Set exercise |
Retype the full set of records. Keep every character identical.

Available data |
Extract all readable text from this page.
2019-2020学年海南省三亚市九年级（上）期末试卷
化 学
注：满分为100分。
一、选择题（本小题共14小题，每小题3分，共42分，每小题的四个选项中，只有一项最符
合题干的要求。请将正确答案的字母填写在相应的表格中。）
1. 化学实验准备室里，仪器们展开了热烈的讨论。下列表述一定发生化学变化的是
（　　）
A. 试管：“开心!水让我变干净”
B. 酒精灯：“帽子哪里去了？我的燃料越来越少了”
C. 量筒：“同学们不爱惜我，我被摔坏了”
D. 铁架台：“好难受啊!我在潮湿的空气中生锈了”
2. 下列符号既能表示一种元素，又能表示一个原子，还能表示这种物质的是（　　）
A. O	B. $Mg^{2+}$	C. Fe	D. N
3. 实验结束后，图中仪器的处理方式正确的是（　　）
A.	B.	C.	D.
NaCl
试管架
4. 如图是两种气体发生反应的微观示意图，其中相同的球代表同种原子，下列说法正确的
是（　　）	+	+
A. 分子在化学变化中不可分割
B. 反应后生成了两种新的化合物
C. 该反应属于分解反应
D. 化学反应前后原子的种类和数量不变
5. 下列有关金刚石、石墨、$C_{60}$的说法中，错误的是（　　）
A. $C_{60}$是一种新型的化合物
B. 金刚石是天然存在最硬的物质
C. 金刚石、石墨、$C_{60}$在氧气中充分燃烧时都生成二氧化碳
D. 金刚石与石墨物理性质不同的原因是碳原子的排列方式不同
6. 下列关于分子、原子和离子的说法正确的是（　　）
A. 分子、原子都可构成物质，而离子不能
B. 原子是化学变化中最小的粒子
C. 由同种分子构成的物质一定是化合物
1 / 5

Solution to this problem |
Extract all readable text from this page.
2019-2020学年海南省三亚市九年级（上）期末试卷
化 学
注：满分为100分。
一、选择题（本小题共14小题，每小题3分，共42分，每小题的四个选项中，只有一项最符
合题干的要求。请将正确答案的字母填写在相应的表格中。）
1. 化学实验准备室里，仪器们展开了热烈的讨论。下列表述一定发生化学变化的是
（　　）
A. 试管：“开心!水让我变干净”
B. 酒精灯：“帽子哪里去了？我的燃料越来越少了”
C. 量筒：“同学们不爱惜我，我被摔坏了”
D. 铁架台：“好难受啊!我在潮湿的空气中生锈了”
2. 下列符号既能表示一种元素，又能表示一个原子，还能表示这种物质的是（　　）
A. O	B. $Mg^{2+}$	C. Fe	D. N
3. 实验结束后，图中仪器的处理方式正确的是（　　）
A.	B.	C.	D.
NaCl
试管架
4. 如图是两种气体发生反应的微观示意图，其中相同的球代表同种原子，下列说法正确的
是（　　）	+	+
A. 分子在化学变化中不可分割
B. 反应后生成了两种新的化合物
C. 该反应属于分解反应
D. 化学反应前后原子的种类和数量不变
5. 下列有关金刚石、石墨、$C_{60}$的说法中，错误的是（　　）
A. $C_{60}$是一种新型的化合物
B. 金刚石是天然存在最硬的物质
C. 金刚石、石墨、$C_{60}$在氧气中充分燃烧时都生成二氧化碳
D. 金刚石与石墨物理性质不同的原因是碳原子的排列方式不同
6. 下列关于分子、原子和离子的说法正确的是（　　）
A. 分子、原子都可构成物质，而离子不能
B. 原子是化学变化中最小的粒子
C. 由同种分子构成的物质一定是化合物
1 / 5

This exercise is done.